__WHAT IS NEEDED__
All records below must be retyped exactly.

Part of a data file
↓↓↓

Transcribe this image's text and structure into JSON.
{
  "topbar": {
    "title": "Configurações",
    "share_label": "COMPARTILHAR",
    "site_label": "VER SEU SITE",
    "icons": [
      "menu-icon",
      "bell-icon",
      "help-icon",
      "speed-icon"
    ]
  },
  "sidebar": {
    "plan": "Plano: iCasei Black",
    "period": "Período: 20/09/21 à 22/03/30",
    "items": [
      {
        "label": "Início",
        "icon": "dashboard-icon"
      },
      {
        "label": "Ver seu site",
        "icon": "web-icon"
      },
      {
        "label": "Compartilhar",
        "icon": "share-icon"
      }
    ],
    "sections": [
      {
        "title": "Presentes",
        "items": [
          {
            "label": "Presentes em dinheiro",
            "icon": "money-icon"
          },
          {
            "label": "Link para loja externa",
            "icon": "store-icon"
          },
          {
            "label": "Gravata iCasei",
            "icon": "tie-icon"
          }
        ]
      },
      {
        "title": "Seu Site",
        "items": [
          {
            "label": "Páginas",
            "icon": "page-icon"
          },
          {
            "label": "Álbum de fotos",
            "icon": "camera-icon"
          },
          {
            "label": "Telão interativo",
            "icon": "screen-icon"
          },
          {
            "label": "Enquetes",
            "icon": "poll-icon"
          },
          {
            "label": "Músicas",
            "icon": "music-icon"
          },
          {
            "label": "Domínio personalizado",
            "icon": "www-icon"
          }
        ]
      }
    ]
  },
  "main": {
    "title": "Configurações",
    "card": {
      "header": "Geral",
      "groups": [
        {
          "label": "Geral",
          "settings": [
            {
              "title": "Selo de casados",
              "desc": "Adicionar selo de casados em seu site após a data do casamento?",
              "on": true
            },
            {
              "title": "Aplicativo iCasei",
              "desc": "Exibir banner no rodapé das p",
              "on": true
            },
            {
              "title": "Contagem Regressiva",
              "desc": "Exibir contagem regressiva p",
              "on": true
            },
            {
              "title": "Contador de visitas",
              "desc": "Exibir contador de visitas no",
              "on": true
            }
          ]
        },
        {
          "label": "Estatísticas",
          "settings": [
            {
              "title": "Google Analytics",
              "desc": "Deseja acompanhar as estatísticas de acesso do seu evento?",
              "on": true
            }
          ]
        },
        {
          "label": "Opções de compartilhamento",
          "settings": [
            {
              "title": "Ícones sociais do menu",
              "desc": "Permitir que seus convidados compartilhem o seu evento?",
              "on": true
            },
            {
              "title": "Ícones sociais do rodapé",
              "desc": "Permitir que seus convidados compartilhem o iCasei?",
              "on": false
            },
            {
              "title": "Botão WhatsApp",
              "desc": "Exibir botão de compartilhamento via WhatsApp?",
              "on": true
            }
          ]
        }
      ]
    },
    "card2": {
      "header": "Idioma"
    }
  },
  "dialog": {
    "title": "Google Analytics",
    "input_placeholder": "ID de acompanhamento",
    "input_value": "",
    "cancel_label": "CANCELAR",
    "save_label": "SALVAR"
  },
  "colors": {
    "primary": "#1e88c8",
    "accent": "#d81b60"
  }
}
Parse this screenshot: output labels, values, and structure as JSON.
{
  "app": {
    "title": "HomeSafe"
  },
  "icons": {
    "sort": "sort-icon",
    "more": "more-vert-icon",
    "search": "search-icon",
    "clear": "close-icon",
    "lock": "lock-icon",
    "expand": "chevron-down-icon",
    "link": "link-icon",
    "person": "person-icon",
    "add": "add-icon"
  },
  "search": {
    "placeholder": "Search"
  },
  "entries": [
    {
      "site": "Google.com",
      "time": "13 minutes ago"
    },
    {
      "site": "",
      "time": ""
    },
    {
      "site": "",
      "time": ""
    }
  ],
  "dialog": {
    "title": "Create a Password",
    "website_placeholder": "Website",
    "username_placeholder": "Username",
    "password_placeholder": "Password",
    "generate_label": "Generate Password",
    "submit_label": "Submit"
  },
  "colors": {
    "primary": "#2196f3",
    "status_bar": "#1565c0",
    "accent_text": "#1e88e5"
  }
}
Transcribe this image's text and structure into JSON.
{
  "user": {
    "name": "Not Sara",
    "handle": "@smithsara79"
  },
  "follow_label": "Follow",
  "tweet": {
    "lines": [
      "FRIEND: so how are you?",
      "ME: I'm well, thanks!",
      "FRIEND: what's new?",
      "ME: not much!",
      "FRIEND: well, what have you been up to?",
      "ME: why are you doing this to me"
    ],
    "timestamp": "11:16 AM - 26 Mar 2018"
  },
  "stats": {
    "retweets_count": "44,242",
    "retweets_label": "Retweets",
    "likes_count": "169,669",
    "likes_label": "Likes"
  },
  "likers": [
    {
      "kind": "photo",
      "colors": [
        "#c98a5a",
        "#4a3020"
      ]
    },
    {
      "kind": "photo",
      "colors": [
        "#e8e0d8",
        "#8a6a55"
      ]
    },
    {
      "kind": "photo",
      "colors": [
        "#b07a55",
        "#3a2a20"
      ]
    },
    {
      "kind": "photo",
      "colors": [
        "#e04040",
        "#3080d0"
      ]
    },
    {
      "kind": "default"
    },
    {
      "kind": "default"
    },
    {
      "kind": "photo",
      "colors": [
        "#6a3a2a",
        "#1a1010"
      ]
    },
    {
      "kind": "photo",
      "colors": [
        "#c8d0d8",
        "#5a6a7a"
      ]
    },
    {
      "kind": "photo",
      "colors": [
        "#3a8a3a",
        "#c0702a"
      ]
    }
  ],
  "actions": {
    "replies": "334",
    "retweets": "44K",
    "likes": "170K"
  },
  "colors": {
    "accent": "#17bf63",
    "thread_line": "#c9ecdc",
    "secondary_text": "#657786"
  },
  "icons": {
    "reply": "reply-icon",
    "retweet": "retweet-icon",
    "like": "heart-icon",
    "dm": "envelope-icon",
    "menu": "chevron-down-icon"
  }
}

↑↑↑

__WRITTEN SOLUTION__
Transcribe this image's text and structure into JSON.
{
  "topbar": {
    "title": "Configurações",
    "share_label": "COMPARTILHAR",
    "site_label": "VER SEU SITE",
    "icons": [
      "menu-icon",
      "bell-icon",
      "help-icon",
      "speed-icon"
    ]
  },
  "sidebar": {
    "plan": "Plano: iCasei Black",
    "period": "Período: 20/09/21 à 22/03/30",
    "items": [
      {
        "label": "Início",
        "icon": "dashboard-icon"
      },
      {
        "label": "Ver seu site",
        "icon": "web-icon"
      },
      {
        "label": "Compartilhar",
        "icon": "share-icon"
      }
    ],
    "sections": [
      {
        "title": "Presentes",
        "items": [
          {
            "label": "Presentes em dinheiro",
            "icon": "money-icon"
          },
          {
            "label": "Link para loja externa",
            "icon": "store-icon"
          },
          {
            "label": "Gravata iCasei",
            "icon": "tie-icon"
          }
        ]
      },
      {
        "title": "Seu Site",
        "items": [
          {
            "label": "Páginas",
            "icon": "page-icon"
          },
          {
            "label": "Álbum de fotos",
            "icon": "camera-icon"
          },
          {
            "label": "Telão interativo",
            "icon": "screen-icon"
          },
          {
            "label": "Enquetes",
            "icon": "poll-icon"
          },
          {
            "label": "Músicas",
            "icon": "music-icon"
          },
          {
            "label": "Domínio personalizado",
            "icon": "www-icon"
          }
        ]
      }
    ]
  },
  "main": {
    "title": "Configurações",
    "card": {
      "header": "Geral",
      "groups": [
        {
          "label": "Geral",
          "settings": [
            {
              "title": "Selo de casados",
              "desc": "Adicionar selo de casados em seu site após a data do casamento?",
              "on": true
            },
            {
              "title": "Aplicativo iCasei",
              "desc": "Exibir banner no rodapé das p",
              "on": true
            },
            {
              "title": "Contagem Regressiva",
              "desc": "Exibir contagem regressiva p",
              "on": true
            },
            {
              "title": "Contador de visitas",
              "desc": "Exibir contador de visitas no",
              "on": true
            }
          ]
        },
        {
          "label": "Estatísticas",
          "settings": [
            {
              "title": "Google Analytics",
              "desc": "Deseja acompanhar as estatísticas de acesso do seu evento?",
              "on": true
            }
          ]
        },
        {
          "label": "Opções de compartilhamento",
          "settings": [
            {
              "title": "Ícones sociais do menu",
              "desc": "Permitir que seus convidados compartilhem o seu evento?",
              "on": true
            },
            {
              "title": "Ícones sociais do rodapé",
              "desc": "Permitir que seus convidados compartilhem o iCasei?",
              "on": false
            },
            {
              "title": "Botão WhatsApp",
              "desc": "Exibir botão de compartilhamento via WhatsApp?",
              "on": true
            }
          ]
        }
      ]
    },
    "card2": {
      "header": "Idioma"
    }
  },
  "dialog": {
    "title": "Google Analytics",
    "input_placeholder": "ID de acompanhamento",
    "input_value": "",
    "cancel_label": "CANCELAR",
    "save_label": "SALVAR"
  },
  "colors": {
    "primary": "#1e88c8",
    "accent": "#d81b60"
  }
}
Parse this screenshot: output labels, values, and structure as JSON.
{
  "app": {
    "title": "HomeSafe"
  },
  "icons": {
    "sort": "sort-icon",
    "more": "more-vert-icon",
    "search": "search-icon",
    "clear": "close-icon",
    "lock": "lock-icon",
    "expand": "chevron-down-icon",
    "link": "link-icon",
    "person": "person-icon",
    "add": "add-icon"
  },
  "search": {
    "placeholder": "Search"
  },
  "entries": [
    {
      "site": "Google.com",
      "time": "13 minutes ago"
    },
    {
      "site": "",
      "time": ""
    },
    {
      "site": "",
      "time": ""
    }
  ],
  "dialog": {
    "title": "Create a Password",
    "website_placeholder": "Website",
    "username_placeholder": "Username",
    "password_placeholder": "Password",
    "generate_label": "Generate Password",
    "submit_label": "Submit"
  },
  "colors": {
    "primary": "#2196f3",
    "status_bar": "#1565c0",
    "accent_text": "#1e88e5"
  }
}
Transcribe this image's text and structure into JSON.
{
  "user": {
    "name": "Not Sara",
    "handle": "@smithsara79"
  },
  "follow_label": "Follow",
  "tweet": {
    "lines": [
      "FRIEND: so how are you?",
      "ME: I'm well, thanks!",
      "FRIEND: what's new?",
      "ME: not much!",
      "FRIEND: well, what have you been up to?",
      "ME: why are you doing this to me"
    ],
    "timestamp": "11:16 AM - 26 Mar 2018"
  },
  "stats": {
    "retweets_count": "44,242",
    "retweets_label": "Retweets",
    "likes_count": "169,669",
    "likes_label": "Likes"
  },
  "likers": [
    {
      "kind": "photo",
      "colors": [
        "#c98a5a",
        "#4a3020"
      ]
    },
    {
      "kind": "photo",
      "colors": [
        "#e8e0d8",
        "#8a6a55"
      ]
    },
    {
      "kind": "photo",
      "colors": [
        "#b07a55",
        "#3a2a20"
      ]
    },
    {
      "kind": "photo",
      "colors": [
        "#e04040",
        "#3080d0"
      ]
    },
    {
      "kind": "default"
    },
    {
      "kind": "default"
    },
    {
      "kind": "photo",
      "colors": [
        "#6a3a2a",
        "#1a1010"
      ]
    },
    {
      "kind": "photo",
      "colors": [
        "#c8d0d8",
        "#5a6a7a"
      ]
    },
    {
      "kind": "photo",
      "colors": [
        "#3a8a3a",
        "#c0702a"
      ]
    }
  ],
  "actions": {
    "replies": "334",
    "retweets": "44K",
    "likes": "170K"
  },
  "colors": {
    "accent": "#17bf63",
    "thread_line": "#c9ecdc",
    "secondary_text": "#657786"
  },
  "icons": {
    "reply": "reply-icon",
    "retweet": "retweet-icon",
    "like": "heart-icon",
    "dm": "envelope-icon",
    "menu": "chevron-down-icon"
  }
}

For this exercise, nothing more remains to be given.